-- Begin DATA PROVIDED --

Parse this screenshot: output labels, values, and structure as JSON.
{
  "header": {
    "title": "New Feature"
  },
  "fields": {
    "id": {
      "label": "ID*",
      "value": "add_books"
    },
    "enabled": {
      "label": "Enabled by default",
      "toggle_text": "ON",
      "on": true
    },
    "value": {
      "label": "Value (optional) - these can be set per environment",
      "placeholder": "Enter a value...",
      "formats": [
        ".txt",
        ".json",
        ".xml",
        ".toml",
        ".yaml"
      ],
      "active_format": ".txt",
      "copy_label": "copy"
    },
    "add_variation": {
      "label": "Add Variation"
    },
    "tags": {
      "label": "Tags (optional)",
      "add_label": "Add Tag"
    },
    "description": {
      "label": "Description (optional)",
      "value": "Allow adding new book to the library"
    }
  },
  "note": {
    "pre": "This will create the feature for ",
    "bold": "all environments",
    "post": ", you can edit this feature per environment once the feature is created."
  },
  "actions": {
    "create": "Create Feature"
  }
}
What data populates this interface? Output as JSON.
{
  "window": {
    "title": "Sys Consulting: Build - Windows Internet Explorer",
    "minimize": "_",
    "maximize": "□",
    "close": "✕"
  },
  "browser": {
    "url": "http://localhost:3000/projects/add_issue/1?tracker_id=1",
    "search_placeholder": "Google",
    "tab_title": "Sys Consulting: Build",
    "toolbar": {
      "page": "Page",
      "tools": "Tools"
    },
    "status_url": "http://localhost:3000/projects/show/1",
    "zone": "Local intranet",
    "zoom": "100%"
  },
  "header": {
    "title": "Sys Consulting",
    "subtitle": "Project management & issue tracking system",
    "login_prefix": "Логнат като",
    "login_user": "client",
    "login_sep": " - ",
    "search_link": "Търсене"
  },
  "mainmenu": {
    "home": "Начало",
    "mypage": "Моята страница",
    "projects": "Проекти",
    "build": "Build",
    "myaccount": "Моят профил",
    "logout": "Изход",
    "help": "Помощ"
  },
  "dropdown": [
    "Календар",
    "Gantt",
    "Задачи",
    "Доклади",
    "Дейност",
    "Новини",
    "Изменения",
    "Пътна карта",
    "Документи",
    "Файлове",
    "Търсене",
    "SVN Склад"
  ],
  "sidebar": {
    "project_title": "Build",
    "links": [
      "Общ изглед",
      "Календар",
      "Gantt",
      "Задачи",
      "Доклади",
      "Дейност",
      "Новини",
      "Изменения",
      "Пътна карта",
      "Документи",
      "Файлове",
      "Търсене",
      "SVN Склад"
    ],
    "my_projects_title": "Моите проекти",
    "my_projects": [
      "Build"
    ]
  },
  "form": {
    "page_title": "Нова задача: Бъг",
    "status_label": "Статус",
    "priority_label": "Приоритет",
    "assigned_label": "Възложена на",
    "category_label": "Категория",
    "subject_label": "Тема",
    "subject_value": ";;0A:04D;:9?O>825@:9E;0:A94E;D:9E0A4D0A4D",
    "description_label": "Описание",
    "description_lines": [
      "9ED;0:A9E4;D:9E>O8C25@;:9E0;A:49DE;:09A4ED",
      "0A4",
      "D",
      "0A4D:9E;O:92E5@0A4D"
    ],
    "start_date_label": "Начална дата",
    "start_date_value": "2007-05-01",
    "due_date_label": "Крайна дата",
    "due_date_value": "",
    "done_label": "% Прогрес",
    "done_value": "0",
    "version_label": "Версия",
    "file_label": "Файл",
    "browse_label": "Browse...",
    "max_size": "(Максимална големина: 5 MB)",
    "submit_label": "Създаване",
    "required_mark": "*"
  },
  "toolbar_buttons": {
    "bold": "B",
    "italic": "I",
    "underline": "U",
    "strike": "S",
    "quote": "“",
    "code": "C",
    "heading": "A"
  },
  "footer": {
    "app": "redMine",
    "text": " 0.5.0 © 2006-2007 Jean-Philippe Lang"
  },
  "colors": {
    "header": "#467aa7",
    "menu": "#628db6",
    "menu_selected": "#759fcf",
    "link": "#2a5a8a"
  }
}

-- End DATA PROVIDED --

§ **DIRECTIONS FOR THIS TASK**:
Work out how many lines in the records above contain the word "http", and reply with that number alone.

§ **OUTPUT FOR THIS TASK**:
2